─── Reading text

When an applicant appeals an adverse benefits decision, this Court’s role is limited to
ensuring that the ALJ applied the correct legal standards and that substantial evidence exists for
the ALJ’s decision. Barnett v. Barnhart, 381 F.3d 664, 668 (7th Cir. 2004) (citation omitted). For
the purpose of judicial review, “[s]ubstantial evidence is such relevant evidence as a reasonable
mind might accept as adequate to support a conclusion.” Id. (quotation omitted). Because the ALJ
“is in the best position to determine the credibility of witnesses,” Craft v. Astrue, 539 F.3d 668,
678 (7th Cir. 2008), this Court must accord the ALJ’s credibility determination “considerable
deference,” overturning it only if it is “patently wrong.” Prochaska v. Barnhart, 454 F.3d 731,
738 (7th Cir. 2006) (quotations omitted).

──────
─── Data section

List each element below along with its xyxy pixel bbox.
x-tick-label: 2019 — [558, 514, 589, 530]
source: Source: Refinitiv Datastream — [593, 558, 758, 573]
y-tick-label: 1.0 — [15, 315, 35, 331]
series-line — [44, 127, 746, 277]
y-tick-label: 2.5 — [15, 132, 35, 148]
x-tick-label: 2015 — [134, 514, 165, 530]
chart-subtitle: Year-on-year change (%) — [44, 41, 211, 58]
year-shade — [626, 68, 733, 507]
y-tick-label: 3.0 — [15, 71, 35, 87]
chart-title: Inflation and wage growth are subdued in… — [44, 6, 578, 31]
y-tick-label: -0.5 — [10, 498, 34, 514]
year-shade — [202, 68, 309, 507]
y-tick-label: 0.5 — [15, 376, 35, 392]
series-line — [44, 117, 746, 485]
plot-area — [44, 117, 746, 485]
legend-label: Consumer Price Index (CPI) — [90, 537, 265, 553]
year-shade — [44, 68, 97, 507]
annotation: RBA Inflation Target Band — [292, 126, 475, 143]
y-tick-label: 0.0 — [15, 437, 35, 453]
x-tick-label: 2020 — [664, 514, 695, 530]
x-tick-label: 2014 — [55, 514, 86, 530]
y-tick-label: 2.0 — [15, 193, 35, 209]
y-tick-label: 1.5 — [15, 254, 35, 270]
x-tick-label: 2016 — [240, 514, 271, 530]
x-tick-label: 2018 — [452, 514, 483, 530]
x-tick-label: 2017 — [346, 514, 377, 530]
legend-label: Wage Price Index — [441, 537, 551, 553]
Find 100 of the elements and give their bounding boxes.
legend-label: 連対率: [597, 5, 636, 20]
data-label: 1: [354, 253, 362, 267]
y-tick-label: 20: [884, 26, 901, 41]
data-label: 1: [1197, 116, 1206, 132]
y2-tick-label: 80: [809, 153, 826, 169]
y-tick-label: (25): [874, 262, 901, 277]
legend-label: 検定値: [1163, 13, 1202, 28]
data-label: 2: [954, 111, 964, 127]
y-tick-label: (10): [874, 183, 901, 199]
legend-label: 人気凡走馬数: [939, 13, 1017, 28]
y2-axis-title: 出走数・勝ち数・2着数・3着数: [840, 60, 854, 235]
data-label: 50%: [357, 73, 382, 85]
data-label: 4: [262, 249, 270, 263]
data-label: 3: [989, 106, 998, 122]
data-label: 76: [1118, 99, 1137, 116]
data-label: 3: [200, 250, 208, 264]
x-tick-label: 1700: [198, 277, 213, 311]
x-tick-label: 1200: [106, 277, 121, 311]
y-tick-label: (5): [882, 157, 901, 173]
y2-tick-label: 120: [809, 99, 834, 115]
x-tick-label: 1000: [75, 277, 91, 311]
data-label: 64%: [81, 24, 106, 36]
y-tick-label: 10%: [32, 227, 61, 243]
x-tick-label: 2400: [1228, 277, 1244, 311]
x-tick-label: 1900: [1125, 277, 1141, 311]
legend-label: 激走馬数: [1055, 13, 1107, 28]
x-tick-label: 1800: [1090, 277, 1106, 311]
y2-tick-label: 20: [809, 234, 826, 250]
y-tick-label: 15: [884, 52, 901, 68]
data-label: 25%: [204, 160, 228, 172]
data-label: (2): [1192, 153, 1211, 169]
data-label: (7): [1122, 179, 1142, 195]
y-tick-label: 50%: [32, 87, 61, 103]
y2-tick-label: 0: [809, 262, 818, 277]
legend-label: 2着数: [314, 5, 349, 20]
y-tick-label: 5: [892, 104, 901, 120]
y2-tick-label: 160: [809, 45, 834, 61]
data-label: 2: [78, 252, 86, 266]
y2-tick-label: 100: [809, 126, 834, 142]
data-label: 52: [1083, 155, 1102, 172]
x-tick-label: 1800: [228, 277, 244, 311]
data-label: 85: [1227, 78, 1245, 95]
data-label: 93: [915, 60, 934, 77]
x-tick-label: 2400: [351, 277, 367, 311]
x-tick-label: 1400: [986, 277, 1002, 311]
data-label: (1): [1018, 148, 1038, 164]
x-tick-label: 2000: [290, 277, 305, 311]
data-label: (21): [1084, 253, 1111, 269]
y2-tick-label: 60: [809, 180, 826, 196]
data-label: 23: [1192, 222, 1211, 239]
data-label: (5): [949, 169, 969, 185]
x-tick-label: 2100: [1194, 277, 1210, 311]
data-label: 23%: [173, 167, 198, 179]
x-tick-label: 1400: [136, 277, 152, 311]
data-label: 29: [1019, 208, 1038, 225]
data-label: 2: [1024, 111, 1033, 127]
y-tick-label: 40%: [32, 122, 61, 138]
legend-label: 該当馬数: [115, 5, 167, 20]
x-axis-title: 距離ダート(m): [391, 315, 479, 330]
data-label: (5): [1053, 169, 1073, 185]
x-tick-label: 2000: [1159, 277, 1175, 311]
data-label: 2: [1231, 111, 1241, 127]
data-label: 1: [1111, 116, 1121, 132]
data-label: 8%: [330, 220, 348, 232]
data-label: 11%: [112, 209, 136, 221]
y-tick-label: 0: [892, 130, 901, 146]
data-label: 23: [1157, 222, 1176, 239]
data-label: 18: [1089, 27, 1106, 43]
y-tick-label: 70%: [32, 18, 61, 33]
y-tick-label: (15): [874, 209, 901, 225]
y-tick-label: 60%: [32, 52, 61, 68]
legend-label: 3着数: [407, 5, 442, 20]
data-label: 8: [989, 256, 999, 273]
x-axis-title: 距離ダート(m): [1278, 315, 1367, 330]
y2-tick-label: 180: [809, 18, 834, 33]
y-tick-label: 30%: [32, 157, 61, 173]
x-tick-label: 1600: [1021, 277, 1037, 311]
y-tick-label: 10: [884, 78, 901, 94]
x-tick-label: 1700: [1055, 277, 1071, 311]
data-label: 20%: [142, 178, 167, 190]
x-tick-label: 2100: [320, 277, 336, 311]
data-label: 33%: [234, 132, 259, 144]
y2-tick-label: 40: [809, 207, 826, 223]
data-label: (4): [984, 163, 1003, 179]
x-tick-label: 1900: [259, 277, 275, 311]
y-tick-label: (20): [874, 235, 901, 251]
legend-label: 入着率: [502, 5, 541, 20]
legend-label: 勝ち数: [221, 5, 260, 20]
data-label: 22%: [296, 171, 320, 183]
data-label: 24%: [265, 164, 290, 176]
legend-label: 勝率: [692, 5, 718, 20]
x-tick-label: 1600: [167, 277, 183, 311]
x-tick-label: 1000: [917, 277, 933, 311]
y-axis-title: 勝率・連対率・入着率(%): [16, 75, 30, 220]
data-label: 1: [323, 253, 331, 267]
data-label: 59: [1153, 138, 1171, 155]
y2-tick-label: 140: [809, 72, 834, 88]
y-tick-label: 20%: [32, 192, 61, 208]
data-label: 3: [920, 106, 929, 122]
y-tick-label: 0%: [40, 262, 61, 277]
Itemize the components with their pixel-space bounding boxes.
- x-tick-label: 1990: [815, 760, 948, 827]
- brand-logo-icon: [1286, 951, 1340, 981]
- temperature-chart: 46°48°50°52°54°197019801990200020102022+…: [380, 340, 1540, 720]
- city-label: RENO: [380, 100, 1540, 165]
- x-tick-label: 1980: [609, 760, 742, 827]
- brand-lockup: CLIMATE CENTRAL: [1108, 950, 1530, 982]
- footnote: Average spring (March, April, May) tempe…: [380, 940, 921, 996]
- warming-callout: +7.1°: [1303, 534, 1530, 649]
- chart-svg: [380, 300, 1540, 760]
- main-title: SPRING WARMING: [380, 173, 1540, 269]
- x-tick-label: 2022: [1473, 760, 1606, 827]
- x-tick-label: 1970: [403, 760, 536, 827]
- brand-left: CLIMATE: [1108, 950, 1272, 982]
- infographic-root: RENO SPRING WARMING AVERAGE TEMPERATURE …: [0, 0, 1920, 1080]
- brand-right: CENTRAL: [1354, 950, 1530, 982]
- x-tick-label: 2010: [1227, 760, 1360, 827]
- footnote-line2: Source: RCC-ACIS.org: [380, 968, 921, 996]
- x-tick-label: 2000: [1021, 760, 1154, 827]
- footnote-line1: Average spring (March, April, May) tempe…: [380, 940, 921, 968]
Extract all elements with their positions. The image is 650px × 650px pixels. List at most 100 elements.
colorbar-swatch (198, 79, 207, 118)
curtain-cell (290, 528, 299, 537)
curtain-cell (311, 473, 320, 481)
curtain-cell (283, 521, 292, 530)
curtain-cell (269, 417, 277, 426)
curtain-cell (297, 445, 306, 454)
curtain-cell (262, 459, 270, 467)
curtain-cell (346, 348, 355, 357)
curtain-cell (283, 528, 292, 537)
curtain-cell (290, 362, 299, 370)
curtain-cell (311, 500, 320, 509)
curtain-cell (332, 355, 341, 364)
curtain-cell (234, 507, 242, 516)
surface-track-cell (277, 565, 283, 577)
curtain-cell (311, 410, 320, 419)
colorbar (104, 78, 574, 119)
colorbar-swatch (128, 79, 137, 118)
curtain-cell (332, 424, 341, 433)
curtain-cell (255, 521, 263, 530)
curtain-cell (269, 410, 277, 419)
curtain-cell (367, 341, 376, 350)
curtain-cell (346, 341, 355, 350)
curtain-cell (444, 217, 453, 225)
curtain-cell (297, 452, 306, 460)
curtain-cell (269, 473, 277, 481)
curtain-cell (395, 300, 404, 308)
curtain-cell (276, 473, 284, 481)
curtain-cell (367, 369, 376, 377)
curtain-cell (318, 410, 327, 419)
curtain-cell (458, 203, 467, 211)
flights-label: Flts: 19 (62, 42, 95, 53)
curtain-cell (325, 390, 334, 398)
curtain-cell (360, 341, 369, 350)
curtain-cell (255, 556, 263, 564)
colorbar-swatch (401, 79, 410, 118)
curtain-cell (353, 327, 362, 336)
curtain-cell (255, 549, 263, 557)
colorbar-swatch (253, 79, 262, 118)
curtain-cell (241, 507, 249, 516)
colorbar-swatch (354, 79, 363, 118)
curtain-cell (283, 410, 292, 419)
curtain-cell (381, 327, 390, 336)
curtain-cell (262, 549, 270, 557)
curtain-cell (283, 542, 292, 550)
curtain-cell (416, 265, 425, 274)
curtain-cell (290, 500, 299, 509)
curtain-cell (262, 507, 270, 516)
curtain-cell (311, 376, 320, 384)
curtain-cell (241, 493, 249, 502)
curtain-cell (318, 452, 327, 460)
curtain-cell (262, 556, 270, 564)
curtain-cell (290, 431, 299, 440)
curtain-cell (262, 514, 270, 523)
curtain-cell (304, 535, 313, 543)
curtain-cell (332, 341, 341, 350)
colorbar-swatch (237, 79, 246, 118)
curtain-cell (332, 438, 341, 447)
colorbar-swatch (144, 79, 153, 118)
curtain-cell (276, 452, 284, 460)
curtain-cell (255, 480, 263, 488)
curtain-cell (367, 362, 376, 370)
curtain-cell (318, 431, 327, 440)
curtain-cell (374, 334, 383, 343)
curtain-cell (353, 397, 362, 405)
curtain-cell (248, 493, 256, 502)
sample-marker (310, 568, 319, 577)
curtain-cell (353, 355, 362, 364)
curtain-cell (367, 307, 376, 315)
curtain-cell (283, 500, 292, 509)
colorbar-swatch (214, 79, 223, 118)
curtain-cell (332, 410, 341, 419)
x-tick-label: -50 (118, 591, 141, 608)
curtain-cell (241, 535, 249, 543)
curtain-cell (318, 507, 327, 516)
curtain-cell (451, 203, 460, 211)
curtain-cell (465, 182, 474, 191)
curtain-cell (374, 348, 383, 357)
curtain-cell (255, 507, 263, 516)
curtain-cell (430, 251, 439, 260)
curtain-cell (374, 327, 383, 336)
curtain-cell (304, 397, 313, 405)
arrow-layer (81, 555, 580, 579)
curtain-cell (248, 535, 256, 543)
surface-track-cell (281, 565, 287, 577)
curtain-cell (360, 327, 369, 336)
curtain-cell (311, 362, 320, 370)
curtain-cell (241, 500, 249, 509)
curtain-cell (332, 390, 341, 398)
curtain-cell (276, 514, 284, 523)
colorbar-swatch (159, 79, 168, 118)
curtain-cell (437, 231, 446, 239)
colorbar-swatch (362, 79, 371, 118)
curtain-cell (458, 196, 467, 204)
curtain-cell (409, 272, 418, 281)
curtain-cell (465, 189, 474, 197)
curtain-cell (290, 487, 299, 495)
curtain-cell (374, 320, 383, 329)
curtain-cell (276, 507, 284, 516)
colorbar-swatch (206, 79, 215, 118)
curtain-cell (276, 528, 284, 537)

──────

◆ **Exercise brief**
Reproduce the passage on judicial review of benefits decisions from "When an applicant" up to and including "2006) (quotations omitted).". Rely only on the text to complete this work.

◆ **Task result**
When an applicant appeals an adverse benefits decision, this Court’s role is limited to
ensuring that the ALJ applied the correct legal standards and that substantial evidence exists for
the ALJ’s decision. Barnett v. Barnhart, 381 F.3d 664, 668 (7th Cir. 2004) (citation omitted). For
the purpose of judicial review, “[s]ubstantial evidence is such relevant evidence as a reasonable
mind might accept as adequate to support a conclusion.” Id. (quotation omitted). Because the ALJ
“is in the best position to determine the credibility of witnesses,” Craft v. Astrue, 539 F.3d 668,
678 (7th Cir. 2008), this Court must accord the ALJ’s credibility determination “considerable
deference,” overturning it only if it is “patently wrong.” Prochaska v. Barnhart, 454 F.3d 731,
738 (7th Cir. 2006) (quotations omitted).